═══ Provided entries
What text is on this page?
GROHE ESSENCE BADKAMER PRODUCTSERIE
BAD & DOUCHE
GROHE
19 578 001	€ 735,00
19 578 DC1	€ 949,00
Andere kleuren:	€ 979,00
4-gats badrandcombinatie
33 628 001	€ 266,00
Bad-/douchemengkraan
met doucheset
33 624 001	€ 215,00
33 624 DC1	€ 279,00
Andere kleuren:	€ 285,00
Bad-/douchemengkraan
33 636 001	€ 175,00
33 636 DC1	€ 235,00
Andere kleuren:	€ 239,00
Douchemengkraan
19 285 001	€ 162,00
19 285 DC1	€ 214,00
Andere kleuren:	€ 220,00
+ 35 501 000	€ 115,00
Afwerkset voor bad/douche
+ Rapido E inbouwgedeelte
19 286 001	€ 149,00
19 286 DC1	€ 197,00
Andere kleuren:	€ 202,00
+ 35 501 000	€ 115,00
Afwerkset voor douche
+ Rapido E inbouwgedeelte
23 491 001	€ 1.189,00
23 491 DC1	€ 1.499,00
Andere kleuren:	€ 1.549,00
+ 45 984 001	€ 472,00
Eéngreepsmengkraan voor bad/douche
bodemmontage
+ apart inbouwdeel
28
══════
═══ Provided entries
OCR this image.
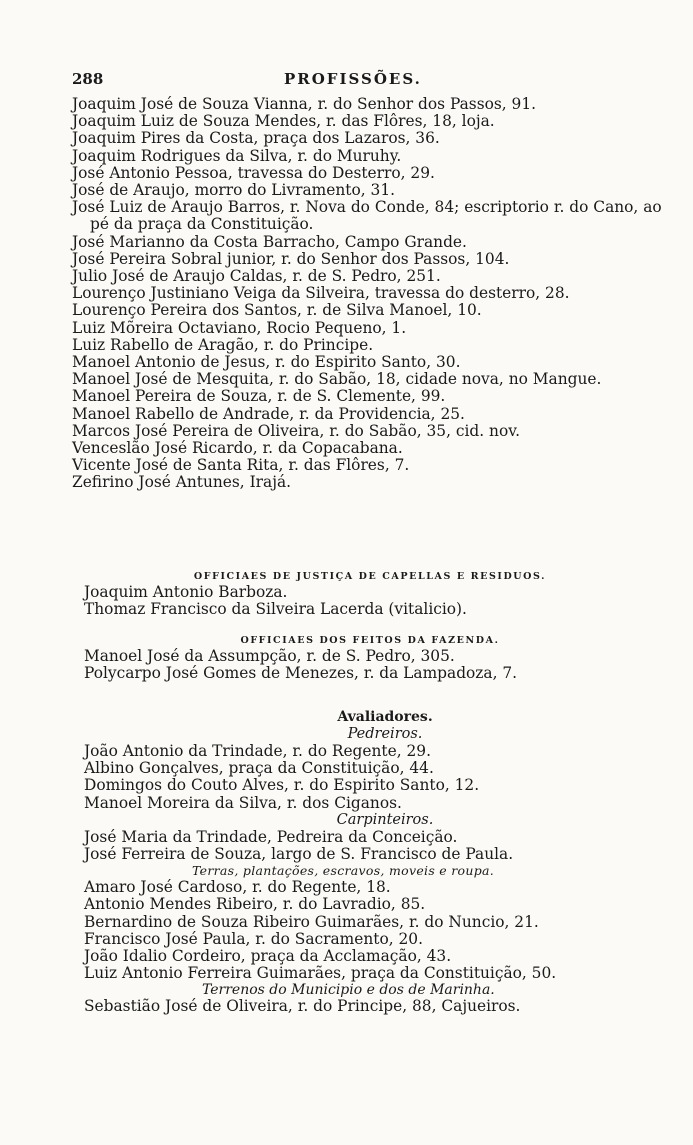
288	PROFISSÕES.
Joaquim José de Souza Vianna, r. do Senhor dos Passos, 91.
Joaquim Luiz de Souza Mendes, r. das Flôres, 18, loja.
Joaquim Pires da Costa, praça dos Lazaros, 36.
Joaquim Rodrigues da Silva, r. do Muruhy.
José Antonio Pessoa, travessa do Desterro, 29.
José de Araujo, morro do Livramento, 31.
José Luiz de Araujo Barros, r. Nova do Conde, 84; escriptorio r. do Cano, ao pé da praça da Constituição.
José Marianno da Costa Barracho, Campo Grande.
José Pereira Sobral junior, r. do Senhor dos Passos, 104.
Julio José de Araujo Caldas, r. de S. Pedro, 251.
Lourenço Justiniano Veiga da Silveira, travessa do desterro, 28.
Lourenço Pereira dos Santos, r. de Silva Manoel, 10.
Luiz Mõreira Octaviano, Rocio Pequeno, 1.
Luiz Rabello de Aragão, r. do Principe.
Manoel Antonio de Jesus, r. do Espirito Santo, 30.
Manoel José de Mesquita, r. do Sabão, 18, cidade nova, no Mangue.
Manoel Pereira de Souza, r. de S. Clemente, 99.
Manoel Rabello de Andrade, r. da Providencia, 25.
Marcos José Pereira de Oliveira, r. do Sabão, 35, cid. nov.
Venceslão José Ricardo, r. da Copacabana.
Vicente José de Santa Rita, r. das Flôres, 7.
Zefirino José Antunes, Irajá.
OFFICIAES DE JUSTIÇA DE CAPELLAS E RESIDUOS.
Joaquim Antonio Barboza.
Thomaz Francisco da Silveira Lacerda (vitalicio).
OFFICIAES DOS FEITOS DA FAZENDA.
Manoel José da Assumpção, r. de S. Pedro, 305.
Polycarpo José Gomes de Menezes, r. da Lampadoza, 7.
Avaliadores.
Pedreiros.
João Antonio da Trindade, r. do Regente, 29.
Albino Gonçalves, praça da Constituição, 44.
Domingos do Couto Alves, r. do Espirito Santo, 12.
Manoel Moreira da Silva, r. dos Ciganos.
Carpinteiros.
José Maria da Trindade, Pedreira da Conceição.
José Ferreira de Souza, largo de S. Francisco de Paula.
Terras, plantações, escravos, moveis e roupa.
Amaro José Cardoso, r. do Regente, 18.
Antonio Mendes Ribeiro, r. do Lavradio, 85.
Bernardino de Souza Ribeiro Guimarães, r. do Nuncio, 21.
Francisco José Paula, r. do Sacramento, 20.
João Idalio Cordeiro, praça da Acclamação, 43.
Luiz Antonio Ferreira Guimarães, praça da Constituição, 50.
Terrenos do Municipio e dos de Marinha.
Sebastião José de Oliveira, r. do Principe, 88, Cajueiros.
══════
Using the listing above, pick out each line that contains the word "Souza", then copy it.

Joaquim José de Souza Vianna, r. do Senhor dos Passos, 91.
Joaquim Luiz de Souza Mendes, r. das Flôres, 18, loja.
Manoel Pereira de Souza, r. de S. Clemente, 99.
José Ferreira de Souza, largo de S. Francisco de Paula.
Bernardino de Souza Ribeiro Guimarães, r. do Nuncio, 21.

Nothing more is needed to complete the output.